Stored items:
_ _ _

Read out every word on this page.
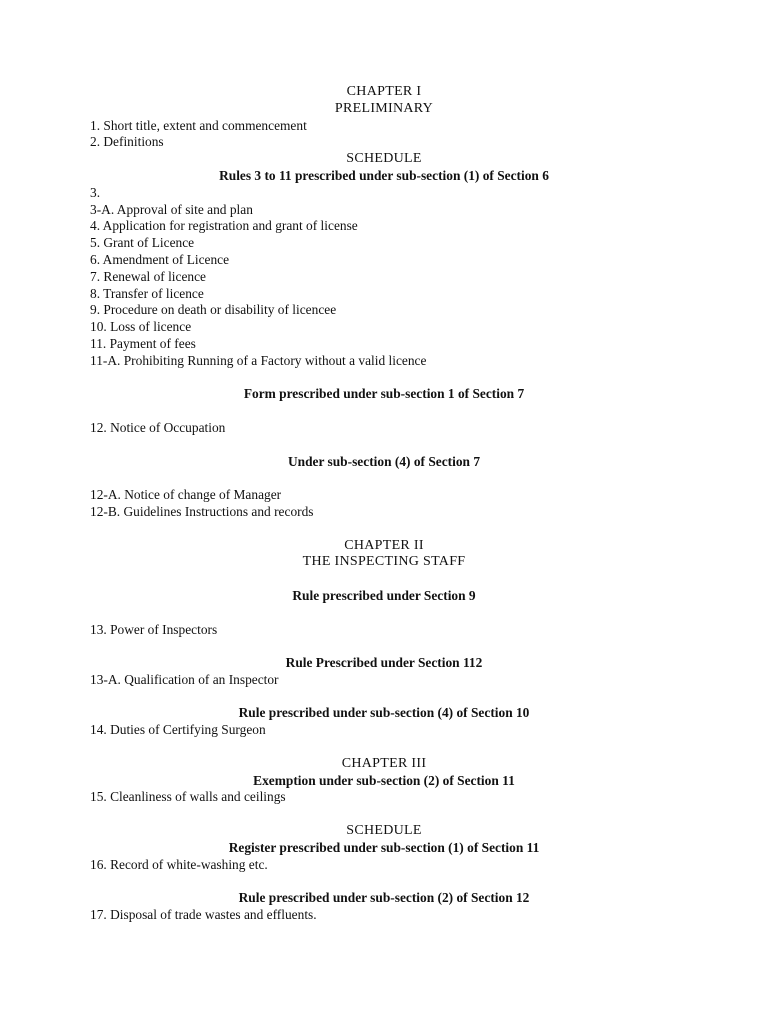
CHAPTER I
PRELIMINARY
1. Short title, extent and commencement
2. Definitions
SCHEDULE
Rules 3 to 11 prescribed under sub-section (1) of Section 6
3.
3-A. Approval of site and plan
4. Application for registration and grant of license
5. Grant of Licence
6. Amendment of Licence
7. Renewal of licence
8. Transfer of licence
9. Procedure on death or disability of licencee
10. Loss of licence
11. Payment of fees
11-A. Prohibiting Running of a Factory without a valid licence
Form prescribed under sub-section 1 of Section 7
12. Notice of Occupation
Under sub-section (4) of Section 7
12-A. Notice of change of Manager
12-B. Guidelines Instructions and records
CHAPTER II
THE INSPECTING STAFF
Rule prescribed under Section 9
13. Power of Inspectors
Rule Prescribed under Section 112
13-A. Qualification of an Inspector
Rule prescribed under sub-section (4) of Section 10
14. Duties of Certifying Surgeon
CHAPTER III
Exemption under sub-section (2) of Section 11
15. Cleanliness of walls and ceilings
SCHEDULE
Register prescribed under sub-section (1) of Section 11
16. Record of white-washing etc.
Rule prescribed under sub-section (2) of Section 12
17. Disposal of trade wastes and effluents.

_ _ _

**Required task**
Among these entries, how many lines include the string "Section"? Reply with the number by itself.

**Response to this task**
9